• _Given task_:
Copy out the listing in full, exactly as written, but not its pictures.

• _Data rows_:

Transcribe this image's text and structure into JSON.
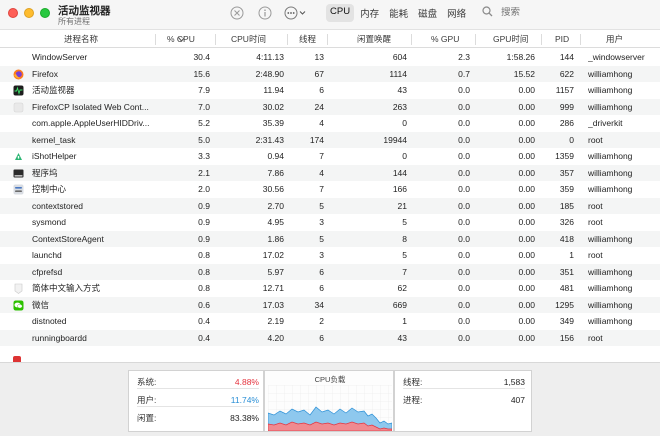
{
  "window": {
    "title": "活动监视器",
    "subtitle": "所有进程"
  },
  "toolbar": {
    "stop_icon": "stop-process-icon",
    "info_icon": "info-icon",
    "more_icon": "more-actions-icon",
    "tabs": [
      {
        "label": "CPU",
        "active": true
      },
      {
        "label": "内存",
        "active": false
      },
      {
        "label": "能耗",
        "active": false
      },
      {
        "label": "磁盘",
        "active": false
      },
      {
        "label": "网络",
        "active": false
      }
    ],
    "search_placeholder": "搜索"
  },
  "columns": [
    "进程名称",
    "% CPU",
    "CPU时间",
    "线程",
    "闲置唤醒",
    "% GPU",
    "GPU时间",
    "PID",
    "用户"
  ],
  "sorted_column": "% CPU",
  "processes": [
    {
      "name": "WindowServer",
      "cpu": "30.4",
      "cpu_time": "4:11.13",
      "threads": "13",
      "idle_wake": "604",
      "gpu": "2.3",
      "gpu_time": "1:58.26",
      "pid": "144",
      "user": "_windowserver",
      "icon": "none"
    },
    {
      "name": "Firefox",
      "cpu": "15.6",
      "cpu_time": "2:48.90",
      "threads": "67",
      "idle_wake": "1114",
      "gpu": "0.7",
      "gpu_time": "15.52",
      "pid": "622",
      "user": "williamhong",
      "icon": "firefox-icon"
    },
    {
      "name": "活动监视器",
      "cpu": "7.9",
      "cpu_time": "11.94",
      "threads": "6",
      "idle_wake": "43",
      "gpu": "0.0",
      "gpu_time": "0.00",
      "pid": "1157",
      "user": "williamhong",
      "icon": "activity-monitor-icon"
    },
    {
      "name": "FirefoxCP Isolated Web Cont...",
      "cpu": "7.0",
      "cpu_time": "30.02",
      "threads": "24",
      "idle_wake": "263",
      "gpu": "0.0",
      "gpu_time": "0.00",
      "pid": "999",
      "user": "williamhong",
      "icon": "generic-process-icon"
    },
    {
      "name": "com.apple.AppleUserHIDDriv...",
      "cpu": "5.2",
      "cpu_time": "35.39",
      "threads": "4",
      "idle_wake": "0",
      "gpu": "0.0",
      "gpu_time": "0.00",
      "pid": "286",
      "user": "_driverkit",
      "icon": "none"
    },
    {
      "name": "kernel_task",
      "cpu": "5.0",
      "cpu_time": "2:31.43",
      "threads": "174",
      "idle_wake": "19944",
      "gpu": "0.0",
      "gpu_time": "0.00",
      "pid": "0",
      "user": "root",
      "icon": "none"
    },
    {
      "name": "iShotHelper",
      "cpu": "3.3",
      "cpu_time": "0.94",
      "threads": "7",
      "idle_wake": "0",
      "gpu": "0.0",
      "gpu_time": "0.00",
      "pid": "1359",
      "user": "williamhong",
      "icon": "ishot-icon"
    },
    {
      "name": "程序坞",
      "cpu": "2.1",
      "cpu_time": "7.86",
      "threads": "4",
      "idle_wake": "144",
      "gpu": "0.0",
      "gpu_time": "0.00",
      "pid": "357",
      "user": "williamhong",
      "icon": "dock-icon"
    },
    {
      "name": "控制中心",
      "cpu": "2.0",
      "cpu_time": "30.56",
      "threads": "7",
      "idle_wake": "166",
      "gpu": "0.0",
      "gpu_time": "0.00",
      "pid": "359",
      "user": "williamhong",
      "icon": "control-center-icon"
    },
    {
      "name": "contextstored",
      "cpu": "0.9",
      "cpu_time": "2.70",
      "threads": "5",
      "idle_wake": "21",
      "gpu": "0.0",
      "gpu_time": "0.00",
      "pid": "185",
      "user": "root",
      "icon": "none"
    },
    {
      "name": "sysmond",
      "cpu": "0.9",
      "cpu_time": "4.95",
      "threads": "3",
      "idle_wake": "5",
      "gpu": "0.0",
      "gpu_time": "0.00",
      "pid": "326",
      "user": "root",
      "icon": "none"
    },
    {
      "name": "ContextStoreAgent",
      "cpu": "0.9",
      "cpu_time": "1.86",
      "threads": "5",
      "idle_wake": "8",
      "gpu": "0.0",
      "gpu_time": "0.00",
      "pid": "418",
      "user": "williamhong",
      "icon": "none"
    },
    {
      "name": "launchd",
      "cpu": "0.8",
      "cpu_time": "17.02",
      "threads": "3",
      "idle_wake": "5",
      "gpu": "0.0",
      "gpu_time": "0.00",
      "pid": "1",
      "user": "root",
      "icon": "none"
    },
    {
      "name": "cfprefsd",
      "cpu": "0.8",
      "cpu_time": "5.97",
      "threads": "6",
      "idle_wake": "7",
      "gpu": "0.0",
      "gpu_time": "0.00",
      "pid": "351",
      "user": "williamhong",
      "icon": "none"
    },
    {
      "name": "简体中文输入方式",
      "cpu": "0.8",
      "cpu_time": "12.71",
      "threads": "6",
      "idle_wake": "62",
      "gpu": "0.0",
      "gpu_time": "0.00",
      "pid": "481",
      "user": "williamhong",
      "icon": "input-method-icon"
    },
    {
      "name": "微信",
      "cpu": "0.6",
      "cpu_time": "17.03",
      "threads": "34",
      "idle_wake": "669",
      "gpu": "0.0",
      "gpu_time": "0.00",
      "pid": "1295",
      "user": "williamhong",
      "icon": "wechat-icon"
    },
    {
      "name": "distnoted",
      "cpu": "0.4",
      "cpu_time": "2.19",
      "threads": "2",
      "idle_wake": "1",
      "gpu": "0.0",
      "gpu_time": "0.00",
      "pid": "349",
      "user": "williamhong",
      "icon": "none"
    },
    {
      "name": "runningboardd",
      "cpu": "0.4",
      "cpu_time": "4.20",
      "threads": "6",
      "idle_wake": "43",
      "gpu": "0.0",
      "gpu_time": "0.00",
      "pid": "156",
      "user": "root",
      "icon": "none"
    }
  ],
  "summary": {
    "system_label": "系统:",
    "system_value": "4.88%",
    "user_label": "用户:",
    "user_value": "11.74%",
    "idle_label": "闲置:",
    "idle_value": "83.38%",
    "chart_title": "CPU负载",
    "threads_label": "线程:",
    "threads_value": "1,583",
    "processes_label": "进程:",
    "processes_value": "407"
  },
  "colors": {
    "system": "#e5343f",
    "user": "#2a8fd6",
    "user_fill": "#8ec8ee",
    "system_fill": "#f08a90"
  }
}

• _Written answer_:
Transcribe this image's text and structure into JSON.
{
  "window": {
    "title": "活动监视器",
    "subtitle": "所有进程"
  },
  "toolbar": {
    "stop_icon": "stop-process-icon",
    "info_icon": "info-icon",
    "more_icon": "more-actions-icon",
    "tabs": [
      {
        "label": "CPU",
        "active": true
      },
      {
        "label": "内存",
        "active": false
      },
      {
        "label": "能耗",
        "active": false
      },
      {
        "label": "磁盘",
        "active": false
      },
      {
        "label": "网络",
        "active": false
      }
    ],
    "search_placeholder": "搜索"
  },
  "columns": [
    "进程名称",
    "% CPU",
    "CPU时间",
    "线程",
    "闲置唤醒",
    "% GPU",
    "GPU时间",
    "PID",
    "用户"
  ],
  "sorted_column": "% CPU",
  "processes": [
    {
      "name": "WindowServer",
      "cpu": "30.4",
      "cpu_time": "4:11.13",
      "threads": "13",
      "idle_wake": "604",
      "gpu": "2.3",
      "gpu_time": "1:58.26",
      "pid": "144",
      "user": "_windowserver",
      "icon": "none"
    },
    {
      "name": "Firefox",
      "cpu": "15.6",
      "cpu_time": "2:48.90",
      "threads": "67",
      "idle_wake": "1114",
      "gpu": "0.7",
      "gpu_time": "15.52",
      "pid": "622",
      "user": "williamhong",
      "icon": "firefox-icon"
    },
    {
      "name": "活动监视器",
      "cpu": "7.9",
      "cpu_time": "11.94",
      "threads": "6",
      "idle_wake": "43",
      "gpu": "0.0",
      "gpu_time": "0.00",
      "pid": "1157",
      "user": "williamhong",
      "icon": "activity-monitor-icon"
    },
    {
      "name": "FirefoxCP Isolated Web Cont...",
      "cpu": "7.0",
      "cpu_time": "30.02",
      "threads": "24",
      "idle_wake": "263",
      "gpu": "0.0",
      "gpu_time": "0.00",
      "pid": "999",
      "user": "williamhong",
      "icon": "generic-process-icon"
    },
    {
      "name": "com.apple.AppleUserHIDDriv...",
      "cpu": "5.2",
      "cpu_time": "35.39",
      "threads": "4",
      "idle_wake": "0",
      "gpu": "0.0",
      "gpu_time": "0.00",
      "pid": "286",
      "user": "_driverkit",
      "icon": "none"
    },
    {
      "name": "kernel_task",
      "cpu": "5.0",
      "cpu_time": "2:31.43",
      "threads": "174",
      "idle_wake": "19944",
      "gpu": "0.0",
      "gpu_time": "0.00",
      "pid": "0",
      "user": "root",
      "icon": "none"
    },
    {
      "name": "iShotHelper",
      "cpu": "3.3",
      "cpu_time": "0.94",
      "threads": "7",
      "idle_wake": "0",
      "gpu": "0.0",
      "gpu_time": "0.00",
      "pid": "1359",
      "user": "williamhong",
      "icon": "ishot-icon"
    },
    {
      "name": "程序坞",
      "cpu": "2.1",
      "cpu_time": "7.86",
      "threads": "4",
      "idle_wake": "144",
      "gpu": "0.0",
      "gpu_time": "0.00",
      "pid": "357",
      "user": "williamhong",
      "icon": "dock-icon"
    },
    {
      "name": "控制中心",
      "cpu": "2.0",
      "cpu_time": "30.56",
      "threads": "7",
      "idle_wake": "166",
      "gpu": "0.0",
      "gpu_time": "0.00",
      "pid": "359",
      "user": "williamhong",
      "icon": "control-center-icon"
    },
    {
      "name": "contextstored",
      "cpu": "0.9",
      "cpu_time": "2.70",
      "threads": "5",
      "idle_wake": "21",
      "gpu": "0.0",
      "gpu_time": "0.00",
      "pid": "185",
      "user": "root",
      "icon": "none"
    },
    {
      "name": "sysmond",
      "cpu": "0.9",
      "cpu_time": "4.95",
      "threads": "3",
      "idle_wake": "5",
      "gpu": "0.0",
      "gpu_time": "0.00",
      "pid": "326",
      "user": "root",
      "icon": "none"
    },
    {
      "name": "ContextStoreAgent",
      "cpu": "0.9",
      "cpu_time": "1.86",
      "threads": "5",
      "idle_wake": "8",
      "gpu": "0.0",
      "gpu_time": "0.00",
      "pid": "418",
      "user": "williamhong",
      "icon": "none"
    },
    {
      "name": "launchd",
      "cpu": "0.8",
      "cpu_time": "17.02",
      "threads": "3",
      "idle_wake": "5",
      "gpu": "0.0",
      "gpu_time": "0.00",
      "pid": "1",
      "user": "root",
      "icon": "none"
    },
    {
      "name": "cfprefsd",
      "cpu": "0.8",
      "cpu_time": "5.97",
      "threads": "6",
      "idle_wake": "7",
      "gpu": "0.0",
      "gpu_time": "0.00",
      "pid": "351",
      "user": "williamhong",
      "icon": "none"
    },
    {
      "name": "简体中文输入方式",
      "cpu": "0.8",
      "cpu_time": "12.71",
      "threads": "6",
      "idle_wake": "62",
      "gpu": "0.0",
      "gpu_time": "0.00",
      "pid": "481",
      "user": "williamhong",
      "icon": "input-method-icon"
    },
    {
      "name": "微信",
      "cpu": "0.6",
      "cpu_time": "17.03",
      "threads": "34",
      "idle_wake": "669",
      "gpu": "0.0",
      "gpu_time": "0.00",
      "pid": "1295",
      "user": "williamhong",
      "icon": "wechat-icon"
    },
    {
      "name": "distnoted",
      "cpu": "0.4",
      "cpu_time": "2.19",
      "threads": "2",
      "idle_wake": "1",
      "gpu": "0.0",
      "gpu_time": "0.00",
      "pid": "349",
      "user": "williamhong",
      "icon": "none"
    },
    {
      "name": "runningboardd",
      "cpu": "0.4",
      "cpu_time": "4.20",
      "threads": "6",
      "idle_wake": "43",
      "gpu": "0.0",
      "gpu_time": "0.00",
      "pid": "156",
      "user": "root",
      "icon": "none"
    }
  ],
  "summary": {
    "system_label": "系统:",
    "system_value": "4.88%",
    "user_label": "用户:",
    "user_value": "11.74%",
    "idle_label": "闲置:",
    "idle_value": "83.38%",
    "chart_title": "CPU负载",
    "threads_label": "线程:",
    "threads_value": "1,583",
    "processes_label": "进程:",
    "processes_value": "407"
  },
  "colors": {
    "system": "#e5343f",
    "user": "#2a8fd6",
    "user_fill": "#8ec8ee",
    "system_fill": "#f08a90"
  }
}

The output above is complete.